--- Begin Material for this task ---
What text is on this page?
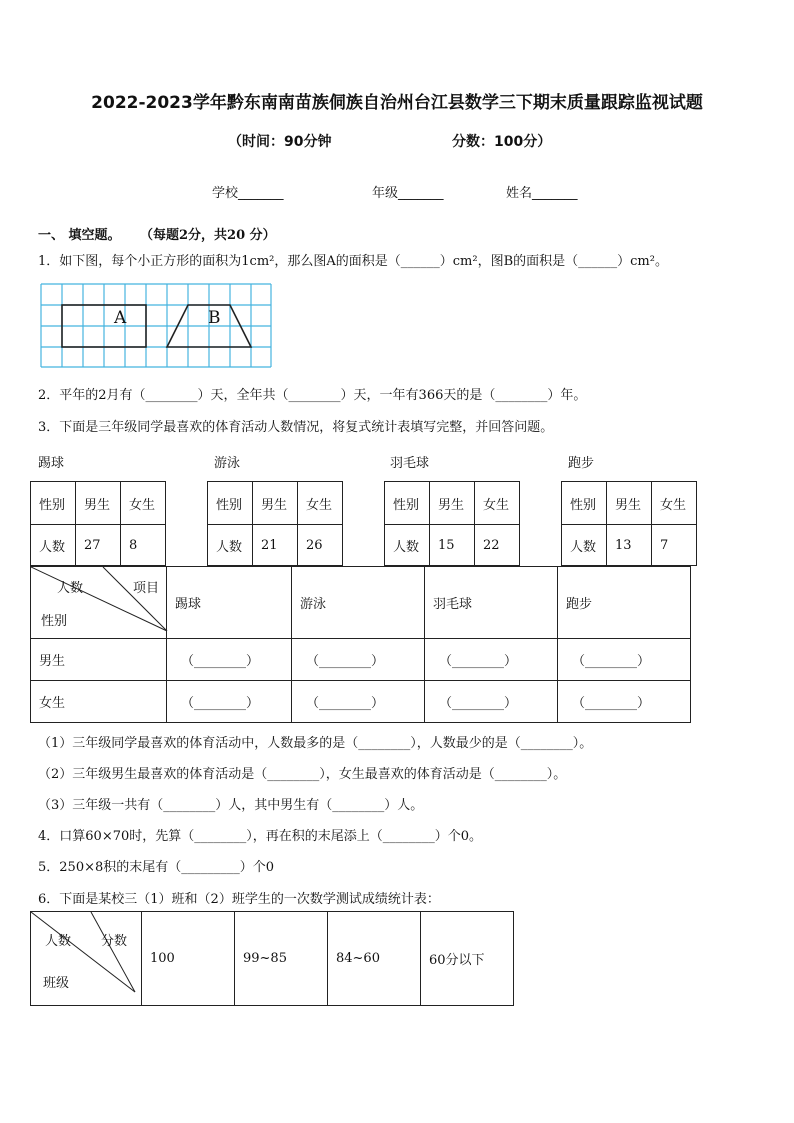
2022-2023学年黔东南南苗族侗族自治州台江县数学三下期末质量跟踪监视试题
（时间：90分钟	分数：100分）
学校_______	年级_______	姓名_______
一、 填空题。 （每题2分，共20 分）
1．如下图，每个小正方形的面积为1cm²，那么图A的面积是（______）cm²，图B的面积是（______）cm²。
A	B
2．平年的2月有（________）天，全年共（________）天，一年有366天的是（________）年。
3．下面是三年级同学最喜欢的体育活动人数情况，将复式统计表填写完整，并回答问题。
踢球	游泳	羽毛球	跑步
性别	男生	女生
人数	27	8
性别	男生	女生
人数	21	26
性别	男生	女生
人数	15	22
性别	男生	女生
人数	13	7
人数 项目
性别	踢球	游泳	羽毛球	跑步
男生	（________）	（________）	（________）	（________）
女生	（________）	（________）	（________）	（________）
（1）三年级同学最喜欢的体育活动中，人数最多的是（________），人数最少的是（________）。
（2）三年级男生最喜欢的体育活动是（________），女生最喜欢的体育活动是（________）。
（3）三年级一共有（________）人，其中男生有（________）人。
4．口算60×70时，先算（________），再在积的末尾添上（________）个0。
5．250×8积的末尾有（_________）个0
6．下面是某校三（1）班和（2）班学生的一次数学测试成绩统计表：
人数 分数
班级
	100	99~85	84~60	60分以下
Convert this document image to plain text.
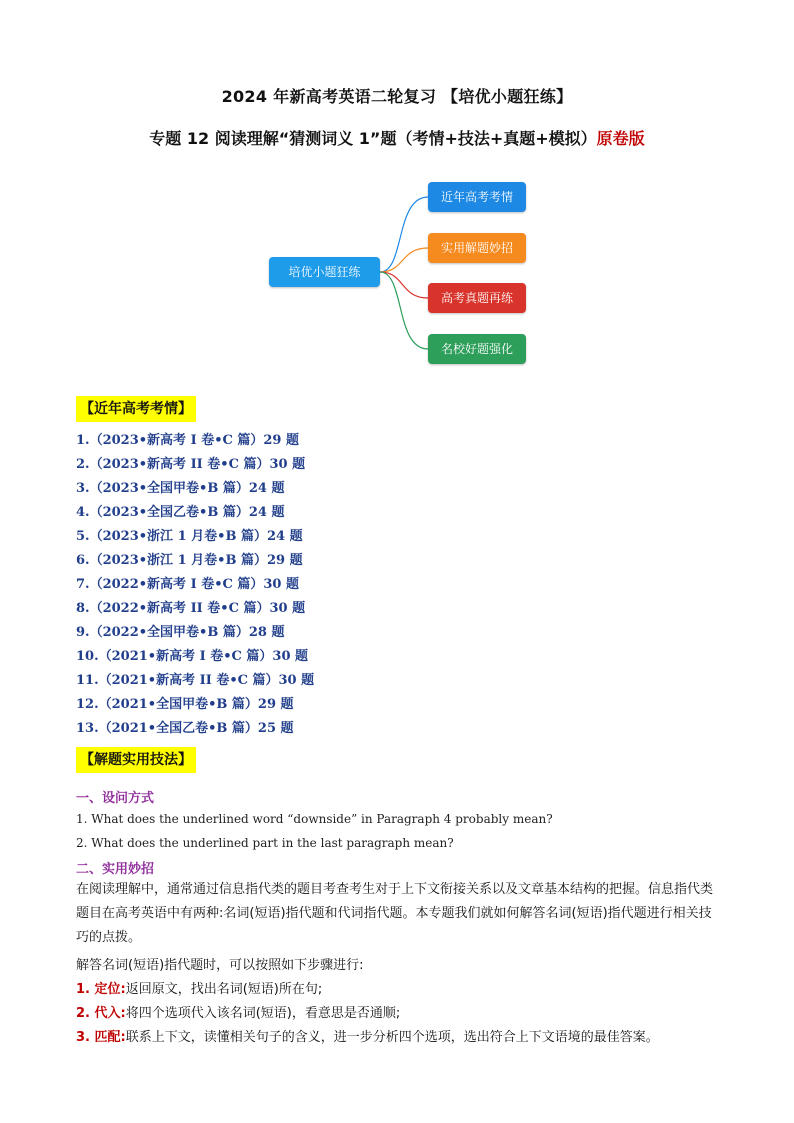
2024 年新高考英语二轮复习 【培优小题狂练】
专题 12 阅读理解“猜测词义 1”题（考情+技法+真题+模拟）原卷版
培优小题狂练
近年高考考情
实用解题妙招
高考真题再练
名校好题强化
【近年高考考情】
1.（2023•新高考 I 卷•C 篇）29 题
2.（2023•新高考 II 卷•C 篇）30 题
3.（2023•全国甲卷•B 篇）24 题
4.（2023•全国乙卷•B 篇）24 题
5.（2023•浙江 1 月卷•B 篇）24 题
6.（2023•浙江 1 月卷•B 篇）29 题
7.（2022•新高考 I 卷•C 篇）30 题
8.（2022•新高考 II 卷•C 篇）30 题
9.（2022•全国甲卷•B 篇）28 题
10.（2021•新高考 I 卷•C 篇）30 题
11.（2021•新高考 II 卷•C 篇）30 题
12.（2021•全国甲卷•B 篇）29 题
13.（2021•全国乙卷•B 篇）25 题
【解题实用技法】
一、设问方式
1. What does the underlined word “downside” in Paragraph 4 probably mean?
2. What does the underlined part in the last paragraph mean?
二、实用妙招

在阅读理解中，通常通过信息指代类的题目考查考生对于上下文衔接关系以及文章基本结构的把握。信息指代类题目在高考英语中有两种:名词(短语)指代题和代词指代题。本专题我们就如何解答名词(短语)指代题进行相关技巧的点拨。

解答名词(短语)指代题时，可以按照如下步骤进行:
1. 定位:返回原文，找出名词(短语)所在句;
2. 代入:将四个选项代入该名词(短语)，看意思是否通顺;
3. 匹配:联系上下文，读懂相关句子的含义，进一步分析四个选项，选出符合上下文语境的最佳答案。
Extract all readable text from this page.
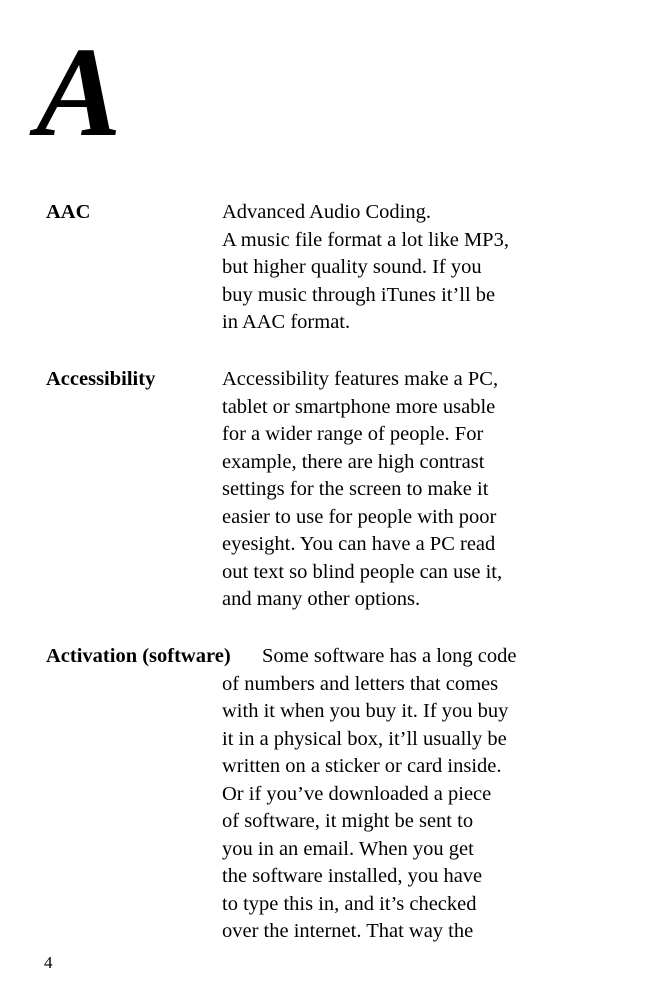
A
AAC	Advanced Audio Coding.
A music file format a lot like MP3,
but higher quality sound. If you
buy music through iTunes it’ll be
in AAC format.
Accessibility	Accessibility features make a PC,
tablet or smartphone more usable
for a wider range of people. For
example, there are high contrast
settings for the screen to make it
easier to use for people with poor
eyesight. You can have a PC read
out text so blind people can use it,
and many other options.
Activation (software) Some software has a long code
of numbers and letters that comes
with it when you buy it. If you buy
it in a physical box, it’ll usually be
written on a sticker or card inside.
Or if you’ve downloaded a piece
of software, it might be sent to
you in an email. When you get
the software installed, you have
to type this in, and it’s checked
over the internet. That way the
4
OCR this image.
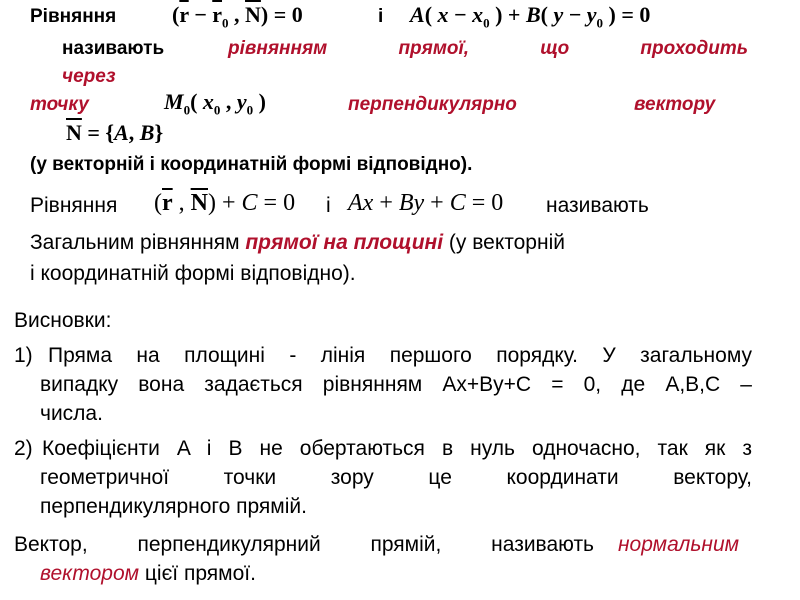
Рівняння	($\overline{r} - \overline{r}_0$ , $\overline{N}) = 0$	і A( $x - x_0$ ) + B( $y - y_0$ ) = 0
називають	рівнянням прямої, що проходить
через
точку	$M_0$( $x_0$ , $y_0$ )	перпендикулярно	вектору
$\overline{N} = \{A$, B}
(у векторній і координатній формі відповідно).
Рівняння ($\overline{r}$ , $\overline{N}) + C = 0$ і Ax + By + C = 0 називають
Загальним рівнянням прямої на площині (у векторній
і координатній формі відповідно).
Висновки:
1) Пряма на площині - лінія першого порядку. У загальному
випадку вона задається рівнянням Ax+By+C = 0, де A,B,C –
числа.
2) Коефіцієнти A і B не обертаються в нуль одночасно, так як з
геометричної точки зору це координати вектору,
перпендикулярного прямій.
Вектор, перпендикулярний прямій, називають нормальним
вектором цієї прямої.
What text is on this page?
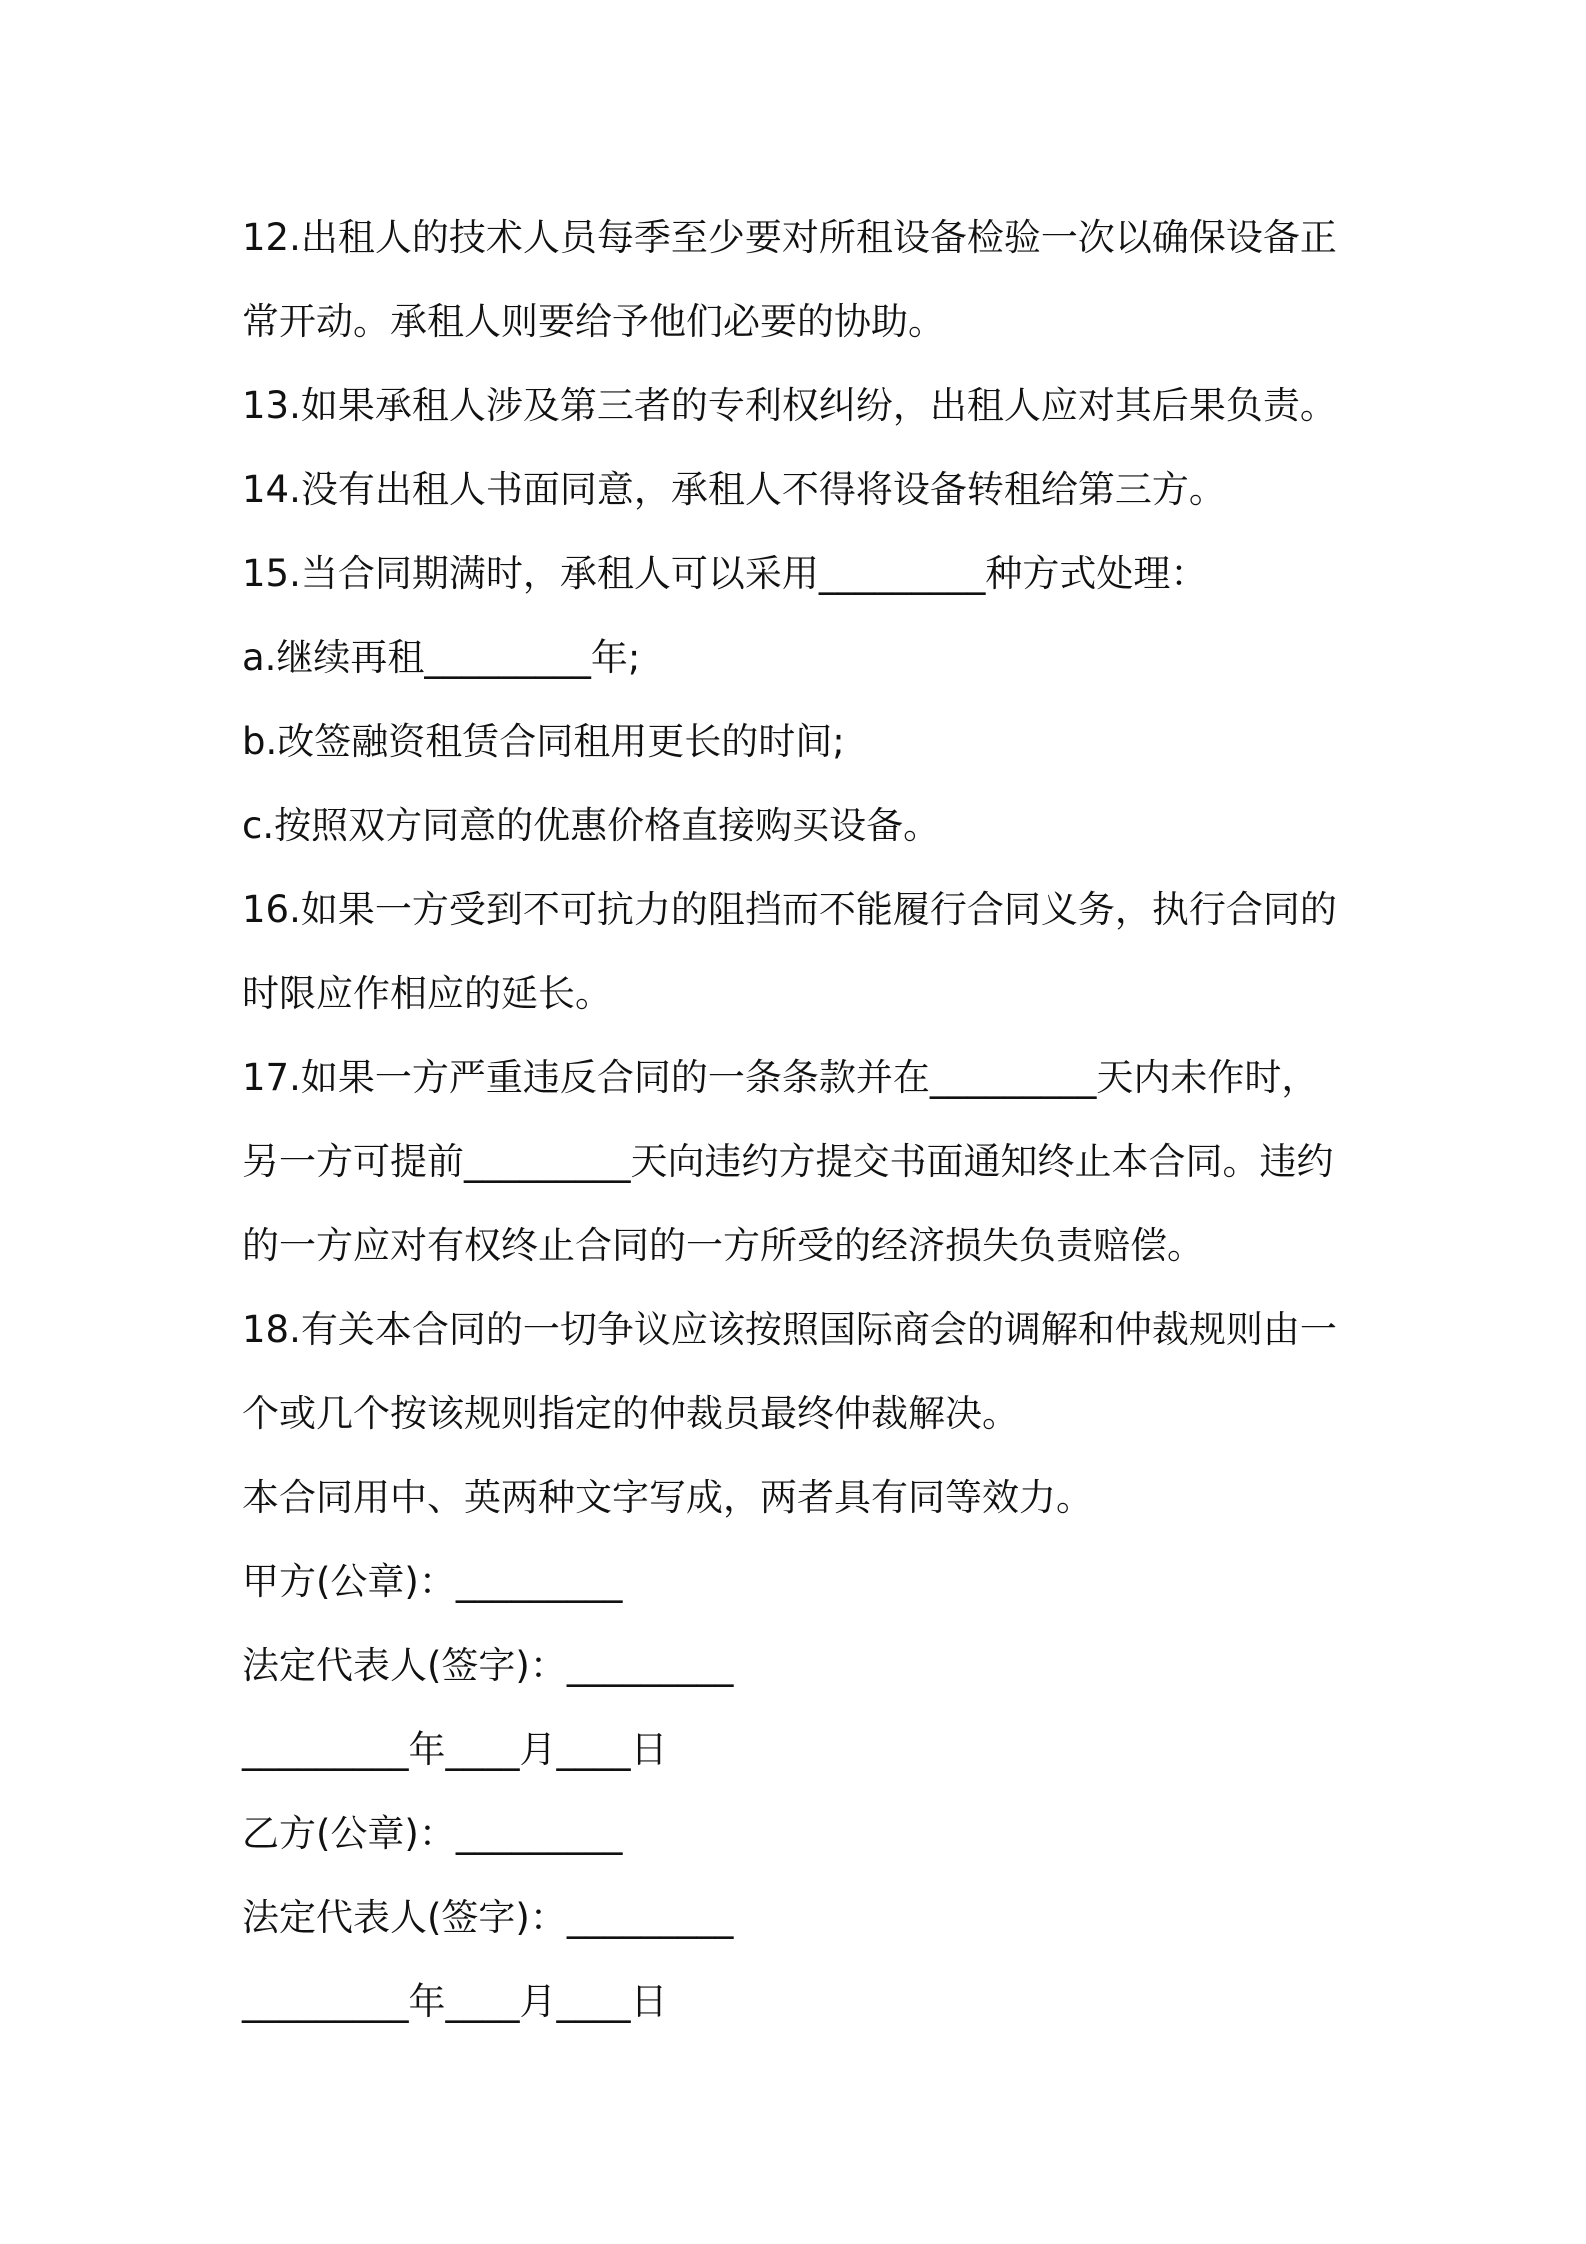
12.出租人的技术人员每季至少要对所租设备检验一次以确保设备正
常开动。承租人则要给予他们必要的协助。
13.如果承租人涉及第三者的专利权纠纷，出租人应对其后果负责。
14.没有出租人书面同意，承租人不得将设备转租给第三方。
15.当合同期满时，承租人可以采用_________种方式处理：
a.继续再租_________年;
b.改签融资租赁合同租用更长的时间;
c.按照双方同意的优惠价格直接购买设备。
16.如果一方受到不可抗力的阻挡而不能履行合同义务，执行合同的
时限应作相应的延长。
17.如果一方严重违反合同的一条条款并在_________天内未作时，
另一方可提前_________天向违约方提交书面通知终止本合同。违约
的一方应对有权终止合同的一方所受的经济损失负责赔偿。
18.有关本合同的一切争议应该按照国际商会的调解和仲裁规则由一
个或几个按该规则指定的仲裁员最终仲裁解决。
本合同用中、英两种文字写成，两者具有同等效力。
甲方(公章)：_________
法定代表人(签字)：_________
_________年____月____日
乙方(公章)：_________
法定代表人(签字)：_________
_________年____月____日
--- End Material for this task ---
- _Given task_
What is needed is an exact reproduction of the data, pictures excluded.

- _Solution to the exercise_
What text is on this page?
2022-2023学年黔东南南苗族侗族自治州台江县数学三下期末质量跟踪监视试题
（时间：90分钟	分数：100分）
学校_______	年级_______	姓名_______
一、 填空题。 （每题2分，共20 分）
1．如下图，每个小正方形的面积为1cm²，那么图A的面积是（______）cm²，图B的面积是（______）cm²。
A	B
2．平年的2月有（________）天，全年共（________）天，一年有366天的是（________）年。
3．下面是三年级同学最喜欢的体育活动人数情况，将复式统计表填写完整，并回答问题。
踢球	游泳	羽毛球	跑步
性别	男生	女生
人数	27	8
性别	男生	女生
人数	21	26
性别	男生	女生
人数	15	22
性别	男生	女生
人数	13	7
人数 项目
性别	踢球	游泳	羽毛球	跑步
男生	（________）	（________）	（________）	（________）
女生	（________）	（________）	（________）	（________）
（1）三年级同学最喜欢的体育活动中，人数最多的是（________），人数最少的是（________）。
（2）三年级男生最喜欢的体育活动是（________），女生最喜欢的体育活动是（________）。
（3）三年级一共有（________）人，其中男生有（________）人。
4．口算60×70时，先算（________），再在积的末尾添上（________）个0。
5．250×8积的末尾有（_________）个0
6．下面是某校三（1）班和（2）班学生的一次数学测试成绩统计表：
人数 分数
班级
	100	99~85	84~60	60分以下
Convert this document image to plain text.
2024 年新高考英语二轮复习 【培优小题狂练】
专题 12 阅读理解“猜测词义 1”题（考情+技法+真题+模拟）原卷版
培优小题狂练
近年高考考情
实用解题妙招
高考真题再练
名校好题强化
【近年高考考情】
1.（2023•新高考 I 卷•C 篇）29 题
2.（2023•新高考 II 卷•C 篇）30 题
3.（2023•全国甲卷•B 篇）24 题
4.（2023•全国乙卷•B 篇）24 题
5.（2023•浙江 1 月卷•B 篇）24 题
6.（2023•浙江 1 月卷•B 篇）29 题
7.（2022•新高考 I 卷•C 篇）30 题
8.（2022•新高考 II 卷•C 篇）30 题
9.（2022•全国甲卷•B 篇）28 题
10.（2021•新高考 I 卷•C 篇）30 题
11.（2021•新高考 II 卷•C 篇）30 题
12.（2021•全国甲卷•B 篇）29 题
13.（2021•全国乙卷•B 篇）25 题
【解题实用技法】
一、设问方式
1. What does the underlined word “downside” in Paragraph 4 probably mean?
2. What does the underlined part in the last paragraph mean?
二、实用妙招

在阅读理解中，通常通过信息指代类的题目考查考生对于上下文衔接关系以及文章基本结构的把握。信息指代类题目在高考英语中有两种:名词(短语)指代题和代词指代题。本专题我们就如何解答名词(短语)指代题进行相关技巧的点拨。

解答名词(短语)指代题时，可以按照如下步骤进行:
1. 定位:返回原文，找出名词(短语)所在句;
2. 代入:将四个选项代入该名词(短语)，看意思是否通顺;
3. 匹配:联系上下文，读懂相关句子的含义，进一步分析四个选项，选出符合上下文语境的最佳答案。
Extract all readable text from this page.
A
AAC	Advanced Audio Coding.
A music file format a lot like MP3,
but higher quality sound. If you
buy music through iTunes it’ll be
in AAC format.
Accessibility	Accessibility features make a PC,
tablet or smartphone more usable
for a wider range of people. For
example, there are high contrast
settings for the screen to make it
easier to use for people with poor
eyesight. You can have a PC read
out text so blind people can use it,
and many other options.
Activation (software) Some software has a long code
of numbers and letters that comes
with it when you buy it. If you buy
it in a physical box, it’ll usually be
written on a sticker or card inside.
Or if you’ve downloaded a piece
of software, it might be sent to
you in an email. When you get
the software installed, you have
to type this in, and it’s checked
over the internet. That way the
4
OCR this image.
Рівняння	($\overline{r} - \overline{r}_0$ , $\overline{N}) = 0$	і A( $x - x_0$ ) + B( $y - y_0$ ) = 0
називають	рівнянням прямої, що проходить
через
точку	$M_0$( $x_0$ , $y_0$ )	перпендикулярно	вектору
$\overline{N} = \{A$, B}
(у векторній і координатній формі відповідно).
Рівняння ($\overline{r}$ , $\overline{N}) + C = 0$ і Ax + By + C = 0 називають
Загальним рівнянням прямої на площині (у векторній
і координатній формі відповідно).
Висновки:
1) Пряма на площині - лінія першого порядку. У загальному
випадку вона задається рівнянням Ax+By+C = 0, де A,B,C –
числа.
2) Коефіцієнти A і B не обертаються в нуль одночасно, так як з
геометричної точки зору це координати вектору,
перпендикулярного прямій.
Вектор, перпендикулярний прямій, називають нормальним
вектором цієї прямої.
What text is on this page?
12.出租人的技术人员每季至少要对所租设备检验一次以确保设备正
常开动。承租人则要给予他们必要的协助。
13.如果承租人涉及第三者的专利权纠纷，出租人应对其后果负责。
14.没有出租人书面同意，承租人不得将设备转租给第三方。
15.当合同期满时，承租人可以采用_________种方式处理：
a.继续再租_________年;
b.改签融资租赁合同租用更长的时间;
c.按照双方同意的优惠价格直接购买设备。
16.如果一方受到不可抗力的阻挡而不能履行合同义务，执行合同的
时限应作相应的延长。
17.如果一方严重违反合同的一条条款并在_________天内未作时，
另一方可提前_________天向违约方提交书面通知终止本合同。违约
的一方应对有权终止合同的一方所受的经济损失负责赔偿。
18.有关本合同的一切争议应该按照国际商会的调解和仲裁规则由一
个或几个按该规则指定的仲裁员最终仲裁解决。
本合同用中、英两种文字写成，两者具有同等效力。
甲方(公章)：_________
法定代表人(签字)：_________
_________年____月____日
乙方(公章)：_________
法定代表人(签字)：_________
_________年____月____日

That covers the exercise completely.